Exercise instructions :: Every line of the material that follows must be printed again exactly.

╭─ Exercise material

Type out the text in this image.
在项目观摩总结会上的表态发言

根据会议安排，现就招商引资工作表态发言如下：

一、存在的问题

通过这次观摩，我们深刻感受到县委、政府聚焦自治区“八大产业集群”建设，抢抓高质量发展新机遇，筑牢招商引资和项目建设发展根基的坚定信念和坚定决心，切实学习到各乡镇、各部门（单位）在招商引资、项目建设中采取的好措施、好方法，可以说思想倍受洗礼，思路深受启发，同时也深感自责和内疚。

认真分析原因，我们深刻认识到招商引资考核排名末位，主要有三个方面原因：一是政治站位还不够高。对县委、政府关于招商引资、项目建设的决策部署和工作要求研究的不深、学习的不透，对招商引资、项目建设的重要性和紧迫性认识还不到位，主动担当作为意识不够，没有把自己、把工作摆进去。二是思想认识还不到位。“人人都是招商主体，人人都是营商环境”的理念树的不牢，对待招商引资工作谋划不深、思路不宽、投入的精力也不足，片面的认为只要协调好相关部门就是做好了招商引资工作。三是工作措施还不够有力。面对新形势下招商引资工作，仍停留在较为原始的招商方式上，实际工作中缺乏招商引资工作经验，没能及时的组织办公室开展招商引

╰─

Complete output ::
Type out the text in this image.
在项目观摩总结会上的表态发言

根据会议安排，现就招商引资工作表态发言如下：

一、存在的问题

通过这次观摩，我们深刻感受到县委、政府聚焦自治区“八大产业集群”建设，抢抓高质量发展新机遇，筑牢招商引资和项目建设发展根基的坚定信念和坚定决心，切实学习到各乡镇、各部门（单位）在招商引资、项目建设中采取的好措施、好方法，可以说思想倍受洗礼，思路深受启发，同时也深感自责和内疚。

认真分析原因，我们深刻认识到招商引资考核排名末位，主要有三个方面原因：一是政治站位还不够高。对县委、政府关于招商引资、项目建设的决策部署和工作要求研究的不深、学习的不透，对招商引资、项目建设的重要性和紧迫性认识还不到位，主动担当作为意识不够，没有把自己、把工作摆进去。二是思想认识还不到位。“人人都是招商主体，人人都是营商环境”的理念树的不牢，对待招商引资工作谋划不深、思路不宽、投入的精力也不足，片面的认为只要协调好相关部门就是做好了招商引资工作。三是工作措施还不够有力。面对新形势下招商引资工作，仍停留在较为原始的招商方式上，实际工作中缺乏招商引资工作经验，没能及时的组织办公室开展招商引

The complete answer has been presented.